_Material for this task:_
--------------------------------------------------

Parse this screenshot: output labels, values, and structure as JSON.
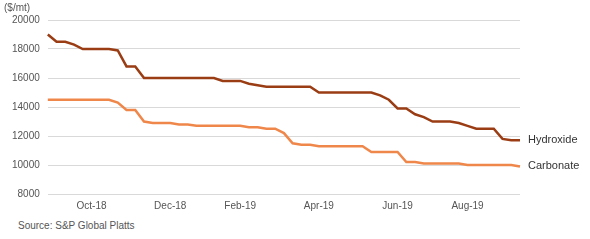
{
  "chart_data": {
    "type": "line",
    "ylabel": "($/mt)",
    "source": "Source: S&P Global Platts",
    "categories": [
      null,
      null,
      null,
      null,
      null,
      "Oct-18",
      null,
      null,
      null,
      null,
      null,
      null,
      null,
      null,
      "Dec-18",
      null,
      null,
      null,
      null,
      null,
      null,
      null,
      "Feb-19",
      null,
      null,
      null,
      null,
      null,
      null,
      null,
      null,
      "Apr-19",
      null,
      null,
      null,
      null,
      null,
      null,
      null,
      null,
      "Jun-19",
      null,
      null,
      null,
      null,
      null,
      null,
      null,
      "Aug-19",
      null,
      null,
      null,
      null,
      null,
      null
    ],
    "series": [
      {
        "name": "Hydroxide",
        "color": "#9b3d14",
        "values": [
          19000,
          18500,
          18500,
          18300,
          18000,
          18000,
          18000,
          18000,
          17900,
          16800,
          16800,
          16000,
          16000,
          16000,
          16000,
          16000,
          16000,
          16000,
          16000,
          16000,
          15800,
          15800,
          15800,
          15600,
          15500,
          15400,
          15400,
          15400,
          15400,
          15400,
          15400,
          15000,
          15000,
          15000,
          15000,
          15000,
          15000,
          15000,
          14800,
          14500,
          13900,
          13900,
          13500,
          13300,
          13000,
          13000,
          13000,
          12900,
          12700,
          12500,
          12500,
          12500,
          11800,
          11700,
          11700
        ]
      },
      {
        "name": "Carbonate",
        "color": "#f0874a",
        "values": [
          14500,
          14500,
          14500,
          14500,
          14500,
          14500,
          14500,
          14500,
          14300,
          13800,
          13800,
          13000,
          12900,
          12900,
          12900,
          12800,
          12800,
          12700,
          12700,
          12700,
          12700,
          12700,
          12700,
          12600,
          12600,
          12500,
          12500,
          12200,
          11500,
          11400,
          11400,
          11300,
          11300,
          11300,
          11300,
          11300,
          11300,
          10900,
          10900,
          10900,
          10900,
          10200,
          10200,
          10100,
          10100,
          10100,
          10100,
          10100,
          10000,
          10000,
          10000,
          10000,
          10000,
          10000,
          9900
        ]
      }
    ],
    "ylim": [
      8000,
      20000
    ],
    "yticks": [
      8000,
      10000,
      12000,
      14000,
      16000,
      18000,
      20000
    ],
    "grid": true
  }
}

--------------------------------------------------

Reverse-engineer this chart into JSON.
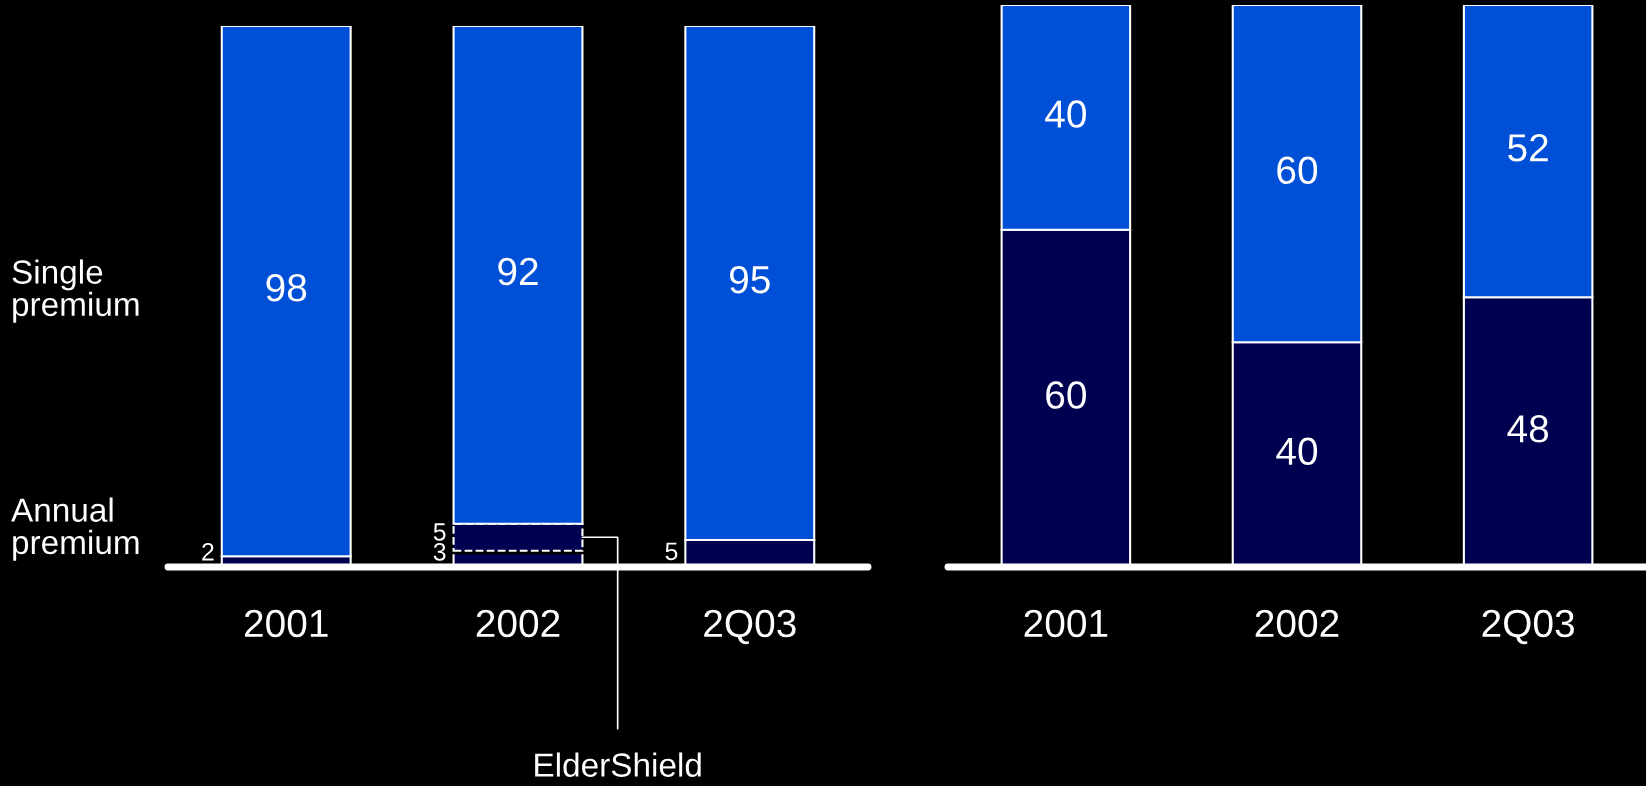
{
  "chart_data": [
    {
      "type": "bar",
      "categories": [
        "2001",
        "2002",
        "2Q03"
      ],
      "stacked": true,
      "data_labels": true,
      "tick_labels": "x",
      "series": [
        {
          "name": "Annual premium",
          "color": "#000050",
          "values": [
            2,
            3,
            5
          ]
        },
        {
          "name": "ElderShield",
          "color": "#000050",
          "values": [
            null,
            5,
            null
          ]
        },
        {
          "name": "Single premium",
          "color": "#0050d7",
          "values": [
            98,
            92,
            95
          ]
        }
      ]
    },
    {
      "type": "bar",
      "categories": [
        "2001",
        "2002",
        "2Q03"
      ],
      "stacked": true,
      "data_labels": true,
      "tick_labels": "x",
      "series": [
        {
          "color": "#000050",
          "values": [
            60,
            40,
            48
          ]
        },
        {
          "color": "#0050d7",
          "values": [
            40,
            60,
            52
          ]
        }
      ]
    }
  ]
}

--------------------------------------------------

_The request:_
Only the number is wanted: count the lines of the records that hold the word "premium".

_Final result:_
2